Identify all lines of the data containing the string "object" and copy them.
::: Dataset entries
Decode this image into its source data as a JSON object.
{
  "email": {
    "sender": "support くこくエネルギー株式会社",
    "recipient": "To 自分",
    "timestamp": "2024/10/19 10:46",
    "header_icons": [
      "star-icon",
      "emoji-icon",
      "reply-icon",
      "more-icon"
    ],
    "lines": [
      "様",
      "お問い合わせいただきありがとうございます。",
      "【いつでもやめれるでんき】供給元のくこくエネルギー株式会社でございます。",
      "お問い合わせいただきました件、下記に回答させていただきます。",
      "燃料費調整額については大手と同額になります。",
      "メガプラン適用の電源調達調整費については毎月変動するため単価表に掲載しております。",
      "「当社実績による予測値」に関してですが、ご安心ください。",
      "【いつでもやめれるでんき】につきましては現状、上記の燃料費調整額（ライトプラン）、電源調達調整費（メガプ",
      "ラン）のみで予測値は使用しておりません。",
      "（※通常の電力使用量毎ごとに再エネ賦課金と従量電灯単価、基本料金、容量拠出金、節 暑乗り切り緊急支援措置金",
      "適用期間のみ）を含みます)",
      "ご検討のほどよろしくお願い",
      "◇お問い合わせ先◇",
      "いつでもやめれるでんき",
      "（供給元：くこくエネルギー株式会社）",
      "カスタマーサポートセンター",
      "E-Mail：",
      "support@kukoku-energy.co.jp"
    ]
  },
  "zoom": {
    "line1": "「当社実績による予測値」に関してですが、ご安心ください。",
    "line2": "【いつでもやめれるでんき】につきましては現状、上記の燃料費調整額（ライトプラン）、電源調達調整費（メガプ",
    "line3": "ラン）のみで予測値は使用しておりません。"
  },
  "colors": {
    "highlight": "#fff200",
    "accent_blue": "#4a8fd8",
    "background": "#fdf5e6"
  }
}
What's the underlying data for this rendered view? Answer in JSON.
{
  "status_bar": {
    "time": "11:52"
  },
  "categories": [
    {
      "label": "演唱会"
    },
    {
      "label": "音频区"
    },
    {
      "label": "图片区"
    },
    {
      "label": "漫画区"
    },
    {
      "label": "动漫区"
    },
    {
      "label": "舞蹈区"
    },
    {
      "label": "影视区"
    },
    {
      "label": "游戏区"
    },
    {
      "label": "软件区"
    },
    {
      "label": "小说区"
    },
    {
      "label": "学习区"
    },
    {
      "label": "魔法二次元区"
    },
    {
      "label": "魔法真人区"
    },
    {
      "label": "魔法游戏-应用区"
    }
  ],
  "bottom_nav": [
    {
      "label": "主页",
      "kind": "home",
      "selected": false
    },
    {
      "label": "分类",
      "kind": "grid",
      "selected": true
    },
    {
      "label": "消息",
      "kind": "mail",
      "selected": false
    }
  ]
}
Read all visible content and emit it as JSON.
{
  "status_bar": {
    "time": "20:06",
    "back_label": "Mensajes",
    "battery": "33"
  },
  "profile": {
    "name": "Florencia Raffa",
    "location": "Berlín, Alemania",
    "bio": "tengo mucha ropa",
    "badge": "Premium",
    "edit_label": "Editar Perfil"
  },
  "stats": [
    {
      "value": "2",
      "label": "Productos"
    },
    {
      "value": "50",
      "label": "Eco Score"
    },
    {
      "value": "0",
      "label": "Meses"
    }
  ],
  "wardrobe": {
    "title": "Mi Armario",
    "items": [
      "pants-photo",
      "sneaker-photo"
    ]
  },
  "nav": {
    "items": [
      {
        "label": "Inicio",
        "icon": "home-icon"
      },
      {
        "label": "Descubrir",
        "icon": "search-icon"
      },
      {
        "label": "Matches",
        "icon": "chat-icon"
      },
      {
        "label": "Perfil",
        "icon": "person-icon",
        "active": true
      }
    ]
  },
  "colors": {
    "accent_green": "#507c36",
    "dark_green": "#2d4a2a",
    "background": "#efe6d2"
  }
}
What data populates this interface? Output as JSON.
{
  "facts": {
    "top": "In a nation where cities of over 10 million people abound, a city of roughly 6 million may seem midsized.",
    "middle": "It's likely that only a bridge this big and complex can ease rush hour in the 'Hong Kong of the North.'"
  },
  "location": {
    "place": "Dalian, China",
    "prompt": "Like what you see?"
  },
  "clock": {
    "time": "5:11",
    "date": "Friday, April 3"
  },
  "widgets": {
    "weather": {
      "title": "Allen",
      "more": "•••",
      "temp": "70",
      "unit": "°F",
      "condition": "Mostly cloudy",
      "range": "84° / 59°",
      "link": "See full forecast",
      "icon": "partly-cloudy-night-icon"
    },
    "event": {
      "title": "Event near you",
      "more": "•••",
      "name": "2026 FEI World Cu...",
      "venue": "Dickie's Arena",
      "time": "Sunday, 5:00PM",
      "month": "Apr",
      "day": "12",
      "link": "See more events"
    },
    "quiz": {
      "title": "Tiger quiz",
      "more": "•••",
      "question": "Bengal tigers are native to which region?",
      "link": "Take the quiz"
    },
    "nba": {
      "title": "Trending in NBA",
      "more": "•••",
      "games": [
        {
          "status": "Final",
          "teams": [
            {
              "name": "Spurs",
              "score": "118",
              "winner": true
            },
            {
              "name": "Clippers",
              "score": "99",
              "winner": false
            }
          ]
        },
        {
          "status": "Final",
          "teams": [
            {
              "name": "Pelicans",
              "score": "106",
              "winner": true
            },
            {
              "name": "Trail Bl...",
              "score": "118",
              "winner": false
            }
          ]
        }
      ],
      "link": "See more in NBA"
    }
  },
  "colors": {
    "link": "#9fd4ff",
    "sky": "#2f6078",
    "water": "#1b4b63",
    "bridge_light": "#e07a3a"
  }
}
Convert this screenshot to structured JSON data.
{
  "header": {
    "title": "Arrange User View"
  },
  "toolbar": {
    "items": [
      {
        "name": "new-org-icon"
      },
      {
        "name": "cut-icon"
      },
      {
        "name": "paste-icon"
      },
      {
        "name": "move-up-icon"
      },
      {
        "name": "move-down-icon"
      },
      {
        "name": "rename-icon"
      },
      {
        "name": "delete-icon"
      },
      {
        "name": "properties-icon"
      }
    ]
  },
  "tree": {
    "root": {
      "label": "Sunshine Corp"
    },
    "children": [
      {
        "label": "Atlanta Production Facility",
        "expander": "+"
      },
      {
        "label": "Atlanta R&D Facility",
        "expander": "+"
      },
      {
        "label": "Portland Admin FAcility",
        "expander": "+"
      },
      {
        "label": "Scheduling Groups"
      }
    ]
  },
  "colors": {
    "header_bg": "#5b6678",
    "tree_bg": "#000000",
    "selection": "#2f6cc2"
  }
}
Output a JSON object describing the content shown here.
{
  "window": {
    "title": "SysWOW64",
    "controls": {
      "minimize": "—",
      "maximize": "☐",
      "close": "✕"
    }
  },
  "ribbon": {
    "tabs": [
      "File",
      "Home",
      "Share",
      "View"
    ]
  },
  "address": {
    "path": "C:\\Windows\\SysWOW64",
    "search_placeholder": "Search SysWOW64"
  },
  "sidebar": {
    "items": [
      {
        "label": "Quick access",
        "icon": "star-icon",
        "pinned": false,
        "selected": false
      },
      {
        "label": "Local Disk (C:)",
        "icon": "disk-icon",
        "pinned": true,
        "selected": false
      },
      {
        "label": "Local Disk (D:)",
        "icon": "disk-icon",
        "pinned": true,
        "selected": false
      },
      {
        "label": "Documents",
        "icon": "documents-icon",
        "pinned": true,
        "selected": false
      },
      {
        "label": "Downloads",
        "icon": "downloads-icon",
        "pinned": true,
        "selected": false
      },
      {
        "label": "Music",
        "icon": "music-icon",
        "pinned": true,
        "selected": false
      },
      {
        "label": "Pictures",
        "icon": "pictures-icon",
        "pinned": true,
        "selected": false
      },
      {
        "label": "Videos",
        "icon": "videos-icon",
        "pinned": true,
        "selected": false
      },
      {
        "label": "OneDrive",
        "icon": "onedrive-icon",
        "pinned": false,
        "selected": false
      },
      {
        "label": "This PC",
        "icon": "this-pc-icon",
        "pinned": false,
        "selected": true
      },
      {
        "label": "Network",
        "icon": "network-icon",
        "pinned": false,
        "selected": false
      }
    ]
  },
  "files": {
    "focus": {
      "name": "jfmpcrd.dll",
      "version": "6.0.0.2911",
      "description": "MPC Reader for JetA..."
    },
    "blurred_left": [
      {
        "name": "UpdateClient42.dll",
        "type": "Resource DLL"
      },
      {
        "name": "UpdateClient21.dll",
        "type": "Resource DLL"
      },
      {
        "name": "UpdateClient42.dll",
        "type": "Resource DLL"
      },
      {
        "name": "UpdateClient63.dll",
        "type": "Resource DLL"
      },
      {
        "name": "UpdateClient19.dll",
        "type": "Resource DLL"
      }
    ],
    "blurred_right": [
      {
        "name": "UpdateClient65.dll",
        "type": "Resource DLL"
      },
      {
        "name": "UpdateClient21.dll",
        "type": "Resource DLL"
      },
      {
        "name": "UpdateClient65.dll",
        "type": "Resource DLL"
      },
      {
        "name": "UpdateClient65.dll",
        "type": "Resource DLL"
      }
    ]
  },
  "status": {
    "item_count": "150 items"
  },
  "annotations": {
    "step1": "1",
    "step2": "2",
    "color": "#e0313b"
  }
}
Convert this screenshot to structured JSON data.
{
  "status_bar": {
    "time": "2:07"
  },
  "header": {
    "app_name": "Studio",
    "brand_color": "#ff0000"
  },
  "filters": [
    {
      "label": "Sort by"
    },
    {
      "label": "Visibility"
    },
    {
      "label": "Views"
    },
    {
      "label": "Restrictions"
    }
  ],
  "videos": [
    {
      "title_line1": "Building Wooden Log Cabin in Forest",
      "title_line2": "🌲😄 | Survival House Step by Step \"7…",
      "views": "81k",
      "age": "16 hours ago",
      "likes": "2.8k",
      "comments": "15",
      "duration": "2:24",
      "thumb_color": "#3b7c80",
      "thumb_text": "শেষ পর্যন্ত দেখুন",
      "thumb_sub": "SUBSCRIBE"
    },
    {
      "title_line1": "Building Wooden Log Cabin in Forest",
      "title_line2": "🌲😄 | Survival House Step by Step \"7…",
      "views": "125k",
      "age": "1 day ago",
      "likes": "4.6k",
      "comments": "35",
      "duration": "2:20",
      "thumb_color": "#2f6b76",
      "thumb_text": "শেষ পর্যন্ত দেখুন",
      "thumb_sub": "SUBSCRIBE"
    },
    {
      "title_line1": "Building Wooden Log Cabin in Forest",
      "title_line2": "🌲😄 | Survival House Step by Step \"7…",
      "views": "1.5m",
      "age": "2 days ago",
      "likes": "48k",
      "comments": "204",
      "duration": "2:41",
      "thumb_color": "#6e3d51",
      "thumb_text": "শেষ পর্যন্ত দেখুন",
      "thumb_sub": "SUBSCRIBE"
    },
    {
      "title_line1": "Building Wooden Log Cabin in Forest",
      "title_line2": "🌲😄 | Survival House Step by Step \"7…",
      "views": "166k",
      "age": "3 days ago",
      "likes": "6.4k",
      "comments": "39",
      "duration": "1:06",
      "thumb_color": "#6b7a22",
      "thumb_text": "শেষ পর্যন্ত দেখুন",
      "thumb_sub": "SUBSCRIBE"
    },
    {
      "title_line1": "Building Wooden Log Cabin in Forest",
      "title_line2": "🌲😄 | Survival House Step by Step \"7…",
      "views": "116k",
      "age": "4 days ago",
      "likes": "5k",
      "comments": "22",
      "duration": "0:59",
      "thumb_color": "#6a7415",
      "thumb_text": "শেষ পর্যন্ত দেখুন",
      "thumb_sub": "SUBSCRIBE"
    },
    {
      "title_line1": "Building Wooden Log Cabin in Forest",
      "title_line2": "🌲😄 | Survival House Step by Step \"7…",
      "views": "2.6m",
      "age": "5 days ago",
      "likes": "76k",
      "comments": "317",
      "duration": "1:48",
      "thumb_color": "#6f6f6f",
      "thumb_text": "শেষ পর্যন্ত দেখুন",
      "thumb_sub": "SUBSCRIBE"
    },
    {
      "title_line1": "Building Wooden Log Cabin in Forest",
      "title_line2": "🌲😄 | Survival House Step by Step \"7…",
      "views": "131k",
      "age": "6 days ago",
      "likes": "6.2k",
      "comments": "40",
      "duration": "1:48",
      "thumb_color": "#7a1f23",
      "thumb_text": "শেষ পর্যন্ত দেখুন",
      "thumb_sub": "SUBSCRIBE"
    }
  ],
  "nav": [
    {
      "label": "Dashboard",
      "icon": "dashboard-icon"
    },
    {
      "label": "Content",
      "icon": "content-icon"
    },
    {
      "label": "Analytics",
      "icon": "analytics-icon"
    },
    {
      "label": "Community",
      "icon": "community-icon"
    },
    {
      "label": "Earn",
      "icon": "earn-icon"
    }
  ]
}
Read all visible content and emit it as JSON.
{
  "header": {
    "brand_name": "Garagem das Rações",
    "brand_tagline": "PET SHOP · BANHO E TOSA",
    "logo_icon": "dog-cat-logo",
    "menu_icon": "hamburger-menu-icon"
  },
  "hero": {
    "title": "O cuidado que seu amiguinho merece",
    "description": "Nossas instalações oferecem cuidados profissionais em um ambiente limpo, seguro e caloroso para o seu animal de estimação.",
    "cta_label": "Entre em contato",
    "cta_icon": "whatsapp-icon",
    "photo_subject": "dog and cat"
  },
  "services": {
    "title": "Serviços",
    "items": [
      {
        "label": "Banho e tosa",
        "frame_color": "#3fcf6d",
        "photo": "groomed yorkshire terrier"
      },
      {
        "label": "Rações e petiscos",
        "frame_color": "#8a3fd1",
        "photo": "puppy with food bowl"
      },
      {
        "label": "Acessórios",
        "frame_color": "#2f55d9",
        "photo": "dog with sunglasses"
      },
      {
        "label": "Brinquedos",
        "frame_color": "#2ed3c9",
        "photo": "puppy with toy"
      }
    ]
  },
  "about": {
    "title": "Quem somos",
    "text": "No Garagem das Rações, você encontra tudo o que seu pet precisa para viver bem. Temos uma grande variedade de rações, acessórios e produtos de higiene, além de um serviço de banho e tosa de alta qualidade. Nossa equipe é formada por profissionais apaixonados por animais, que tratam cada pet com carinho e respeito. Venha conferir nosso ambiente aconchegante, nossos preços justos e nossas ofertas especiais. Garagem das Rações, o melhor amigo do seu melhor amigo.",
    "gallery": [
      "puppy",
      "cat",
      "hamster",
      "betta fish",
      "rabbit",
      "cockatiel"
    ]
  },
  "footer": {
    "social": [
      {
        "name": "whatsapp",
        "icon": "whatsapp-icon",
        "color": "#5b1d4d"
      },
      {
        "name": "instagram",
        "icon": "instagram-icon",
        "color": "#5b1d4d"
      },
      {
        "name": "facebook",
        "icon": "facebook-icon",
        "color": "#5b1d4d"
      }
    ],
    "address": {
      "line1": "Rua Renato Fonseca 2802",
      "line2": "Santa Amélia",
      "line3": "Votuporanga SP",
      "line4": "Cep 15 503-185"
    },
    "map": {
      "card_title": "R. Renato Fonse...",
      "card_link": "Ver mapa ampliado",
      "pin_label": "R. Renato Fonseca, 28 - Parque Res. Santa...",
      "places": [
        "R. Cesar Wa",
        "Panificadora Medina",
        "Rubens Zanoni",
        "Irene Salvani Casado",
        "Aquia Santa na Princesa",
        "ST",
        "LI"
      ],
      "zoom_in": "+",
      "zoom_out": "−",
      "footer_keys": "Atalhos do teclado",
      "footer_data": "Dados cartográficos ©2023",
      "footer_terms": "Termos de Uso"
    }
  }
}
::::::
**Correct output:**
Decode this image into its source data as a JSON object.
Output a JSON object describing the content shown here.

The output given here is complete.